DIRECTIVE
Give the number of lines that contain the string "after", please, and nothing else.

DATASET RECORDS
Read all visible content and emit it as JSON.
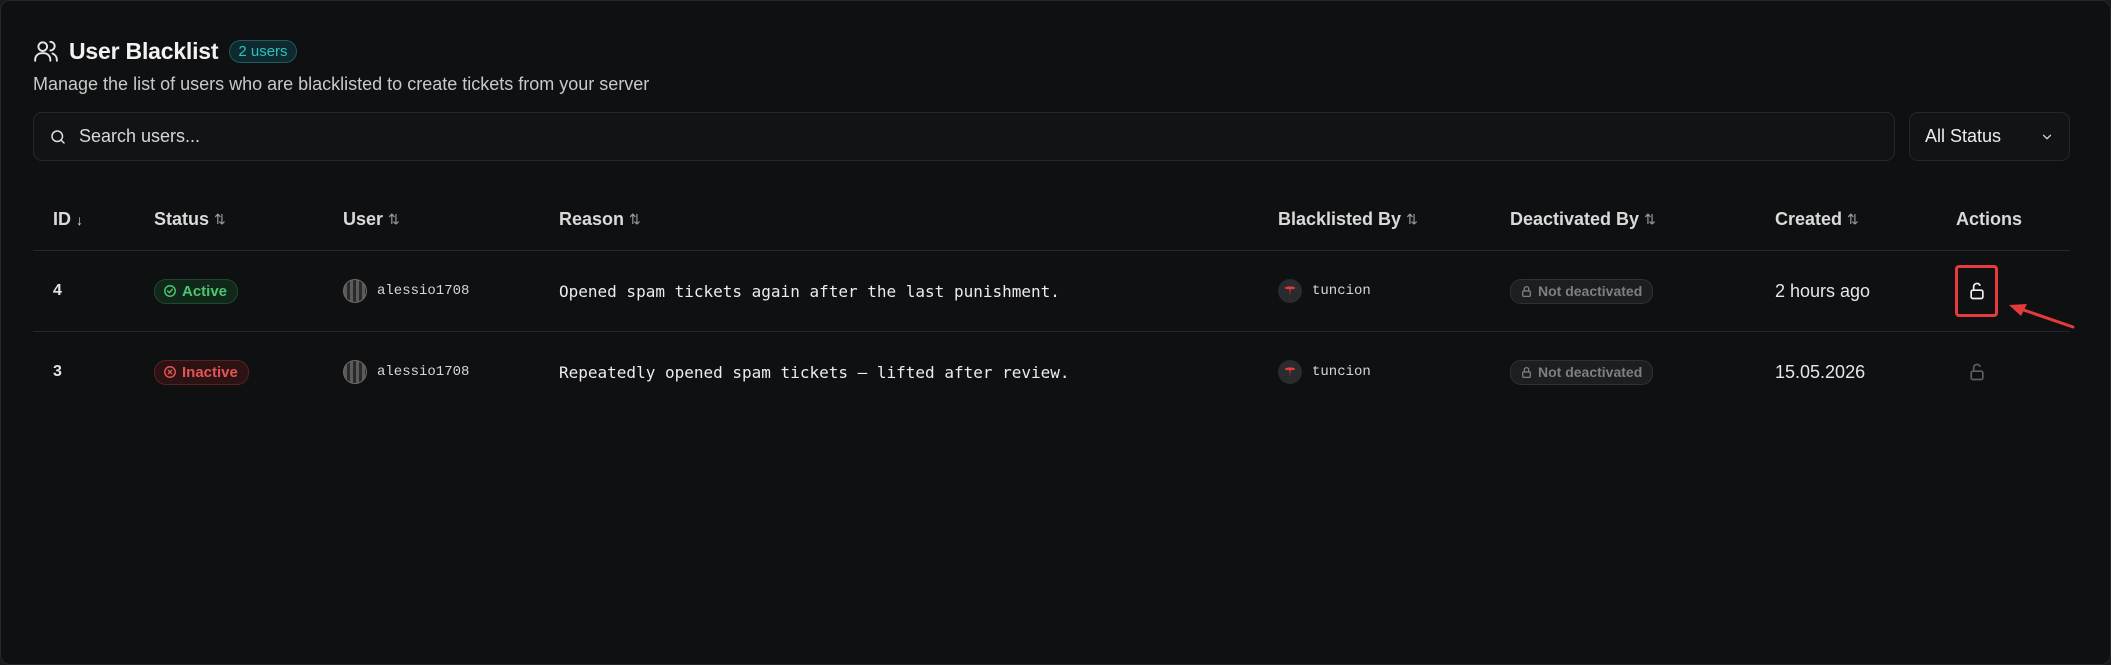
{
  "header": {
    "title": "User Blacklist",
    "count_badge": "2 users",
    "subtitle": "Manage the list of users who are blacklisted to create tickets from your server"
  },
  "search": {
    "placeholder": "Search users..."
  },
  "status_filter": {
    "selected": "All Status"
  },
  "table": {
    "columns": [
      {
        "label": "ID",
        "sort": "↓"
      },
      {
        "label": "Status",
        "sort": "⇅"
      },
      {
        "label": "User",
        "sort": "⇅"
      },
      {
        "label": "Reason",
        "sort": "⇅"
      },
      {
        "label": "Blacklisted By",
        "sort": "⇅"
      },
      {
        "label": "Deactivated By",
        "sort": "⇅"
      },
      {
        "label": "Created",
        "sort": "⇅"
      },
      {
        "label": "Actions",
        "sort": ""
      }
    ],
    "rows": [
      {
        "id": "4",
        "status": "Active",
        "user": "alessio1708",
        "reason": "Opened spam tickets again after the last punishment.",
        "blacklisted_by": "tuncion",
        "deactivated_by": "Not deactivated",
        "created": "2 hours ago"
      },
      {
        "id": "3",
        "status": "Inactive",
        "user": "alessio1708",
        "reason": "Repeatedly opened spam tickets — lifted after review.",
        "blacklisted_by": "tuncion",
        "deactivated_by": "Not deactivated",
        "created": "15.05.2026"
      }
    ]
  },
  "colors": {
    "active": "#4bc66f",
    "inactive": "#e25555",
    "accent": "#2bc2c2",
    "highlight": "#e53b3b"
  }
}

* * *

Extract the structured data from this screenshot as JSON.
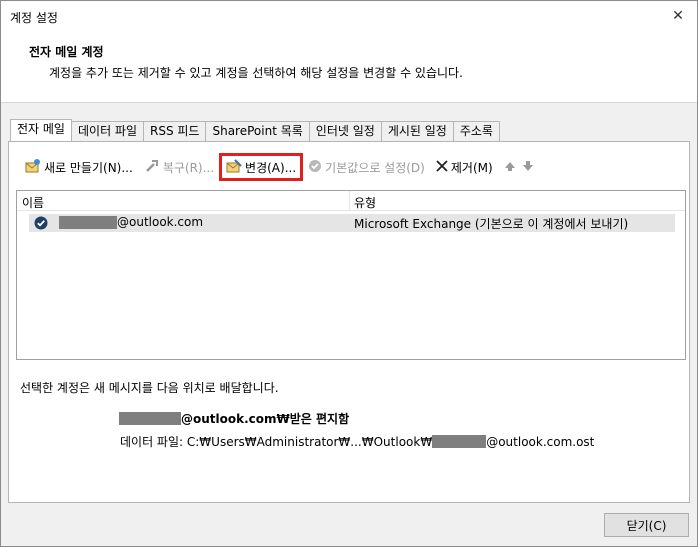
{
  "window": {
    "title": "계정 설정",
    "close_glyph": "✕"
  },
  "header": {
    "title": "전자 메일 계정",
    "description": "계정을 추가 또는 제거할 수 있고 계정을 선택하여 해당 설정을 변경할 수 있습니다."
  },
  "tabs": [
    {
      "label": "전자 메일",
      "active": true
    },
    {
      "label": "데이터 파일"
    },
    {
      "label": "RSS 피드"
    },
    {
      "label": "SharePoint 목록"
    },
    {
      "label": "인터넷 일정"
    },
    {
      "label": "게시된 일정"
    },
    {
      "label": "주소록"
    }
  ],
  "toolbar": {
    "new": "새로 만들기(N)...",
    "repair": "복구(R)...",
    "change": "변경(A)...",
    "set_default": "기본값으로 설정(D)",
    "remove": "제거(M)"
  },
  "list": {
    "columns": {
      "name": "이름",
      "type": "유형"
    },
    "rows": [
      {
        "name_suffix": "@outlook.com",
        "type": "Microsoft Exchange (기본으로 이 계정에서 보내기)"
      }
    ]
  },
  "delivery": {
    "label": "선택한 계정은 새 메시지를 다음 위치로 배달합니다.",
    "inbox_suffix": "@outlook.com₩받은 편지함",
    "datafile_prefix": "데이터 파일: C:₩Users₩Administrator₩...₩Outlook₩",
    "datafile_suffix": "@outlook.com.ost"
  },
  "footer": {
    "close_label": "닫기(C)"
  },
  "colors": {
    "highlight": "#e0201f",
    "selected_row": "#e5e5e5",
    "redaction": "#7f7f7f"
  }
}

OUTPUT BELOW
2